- [Task description]
Report how many lines in the records hold the string "such"; give the number and nothing else.
— start Records for processing —
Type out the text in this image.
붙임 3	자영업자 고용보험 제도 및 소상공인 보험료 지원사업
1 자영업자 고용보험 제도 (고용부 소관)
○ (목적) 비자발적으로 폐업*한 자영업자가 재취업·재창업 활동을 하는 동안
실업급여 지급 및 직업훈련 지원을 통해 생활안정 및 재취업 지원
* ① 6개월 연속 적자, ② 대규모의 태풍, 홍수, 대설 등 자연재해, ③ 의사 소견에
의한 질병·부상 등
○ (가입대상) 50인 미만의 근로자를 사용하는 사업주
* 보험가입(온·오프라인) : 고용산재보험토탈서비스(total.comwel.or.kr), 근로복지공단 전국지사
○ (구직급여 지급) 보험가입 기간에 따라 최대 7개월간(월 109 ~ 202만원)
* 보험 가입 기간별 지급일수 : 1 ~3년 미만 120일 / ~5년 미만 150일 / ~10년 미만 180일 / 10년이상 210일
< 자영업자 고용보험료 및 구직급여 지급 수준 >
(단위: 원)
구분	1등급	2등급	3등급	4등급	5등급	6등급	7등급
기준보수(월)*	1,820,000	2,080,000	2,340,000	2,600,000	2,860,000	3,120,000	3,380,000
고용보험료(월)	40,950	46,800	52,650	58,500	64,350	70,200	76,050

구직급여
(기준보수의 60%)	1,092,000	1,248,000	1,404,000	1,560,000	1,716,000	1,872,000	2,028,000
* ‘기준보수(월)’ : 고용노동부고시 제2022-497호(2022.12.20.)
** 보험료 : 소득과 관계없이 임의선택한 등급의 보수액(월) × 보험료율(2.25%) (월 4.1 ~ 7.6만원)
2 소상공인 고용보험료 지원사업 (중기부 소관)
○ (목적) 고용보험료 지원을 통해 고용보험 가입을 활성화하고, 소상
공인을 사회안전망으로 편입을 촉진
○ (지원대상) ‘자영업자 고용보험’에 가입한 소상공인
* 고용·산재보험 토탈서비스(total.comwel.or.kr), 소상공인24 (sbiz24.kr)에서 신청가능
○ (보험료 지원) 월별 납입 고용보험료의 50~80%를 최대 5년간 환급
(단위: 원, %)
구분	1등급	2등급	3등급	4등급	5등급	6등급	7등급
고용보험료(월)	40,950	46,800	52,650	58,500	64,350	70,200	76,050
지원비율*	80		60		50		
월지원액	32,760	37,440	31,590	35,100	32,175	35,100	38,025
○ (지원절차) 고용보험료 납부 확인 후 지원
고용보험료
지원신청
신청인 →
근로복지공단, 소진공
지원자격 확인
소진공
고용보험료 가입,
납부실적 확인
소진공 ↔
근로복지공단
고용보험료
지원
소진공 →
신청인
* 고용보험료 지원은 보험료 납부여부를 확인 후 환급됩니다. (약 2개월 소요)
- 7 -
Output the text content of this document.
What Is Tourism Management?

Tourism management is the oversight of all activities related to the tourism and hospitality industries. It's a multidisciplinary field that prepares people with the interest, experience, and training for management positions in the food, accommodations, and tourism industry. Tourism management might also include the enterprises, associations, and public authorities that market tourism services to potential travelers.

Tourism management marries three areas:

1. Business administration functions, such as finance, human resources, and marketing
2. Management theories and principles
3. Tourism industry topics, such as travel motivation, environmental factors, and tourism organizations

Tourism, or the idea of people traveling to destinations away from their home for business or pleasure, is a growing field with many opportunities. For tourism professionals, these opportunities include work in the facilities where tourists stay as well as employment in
— end Records for processing —
- [Exercise solution]
2